**Stated exercise:** Skip every image and restate the data word for word.

**Stored entries:**

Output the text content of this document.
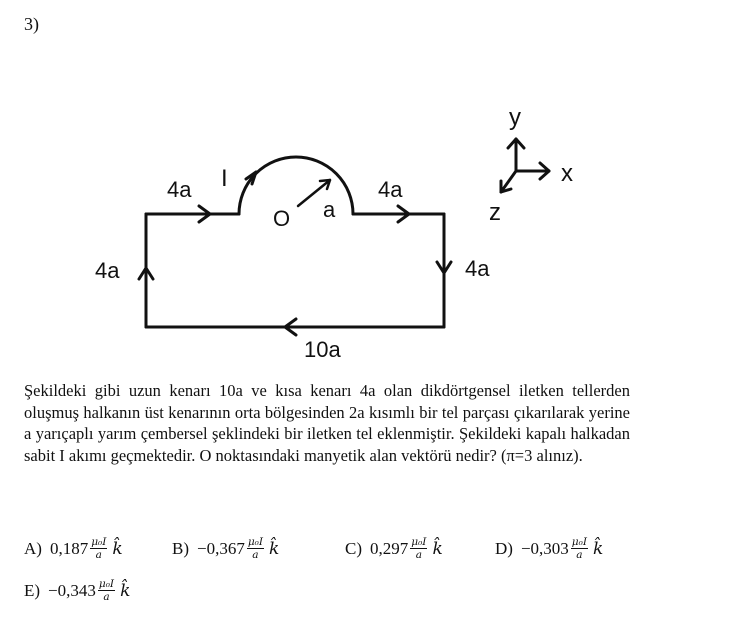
3)
I
4a	4a
4a	4a
10a
O a
y
x
z
Şekildeki gibi uzun kenarı 10a ve kısa kenarı 4a olan dikdörtgensel iletken tellerden oluşmuş halkanın üst kenarının orta bölgesinden 2a kısımlı bir tel parçası çıkarılarak yerine a yarıçaplı yarım çembersel şeklindeki bir iletken tel eklenmiştir. Şekildeki kapalı halkadan sabit I akımı geçmektedir. O noktasındaki manyetik alan vektörü nedir? (π=3 alınız).
A) $0,187 \frac{\text{μ₀I}}{a}$ k̂	$B) -0,367 \frac{\text{μ₀I}}{a}$ k̂	C) $0,297 \frac{\text{μ₀I}}{a}$ k̂	$D) -0,303 \frac{\text{μ₀I}}{a}$ k̂
$E) -0,343 \frac{\text{μ₀I}}{a}$ k̂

**Solved problem:**
Output the text content of this document.
3)
I
4a	4a
4a	4a
10a
O a
y
x
z
Şekildeki gibi uzun kenarı 10a ve kısa kenarı 4a olan dikdörtgensel iletken tellerden oluşmuş halkanın üst kenarının orta bölgesinden 2a kısımlı bir tel parçası çıkarılarak yerine a yarıçaplı yarım çembersel şeklindeki bir iletken tel eklenmiştir. Şekildeki kapalı halkadan sabit I akımı geçmektedir. O noktasındaki manyetik alan vektörü nedir? (π=3 alınız).
A) $0,187 \frac{\text{μ₀I}}{a}$ k̂	$B) -0,367 \frac{\text{μ₀I}}{a}$ k̂	C) $0,297 \frac{\text{μ₀I}}{a}$ k̂	$D) -0,303 \frac{\text{μ₀I}}{a}$ k̂
$E) -0,343 \frac{\text{μ₀I}}{a}$ k̂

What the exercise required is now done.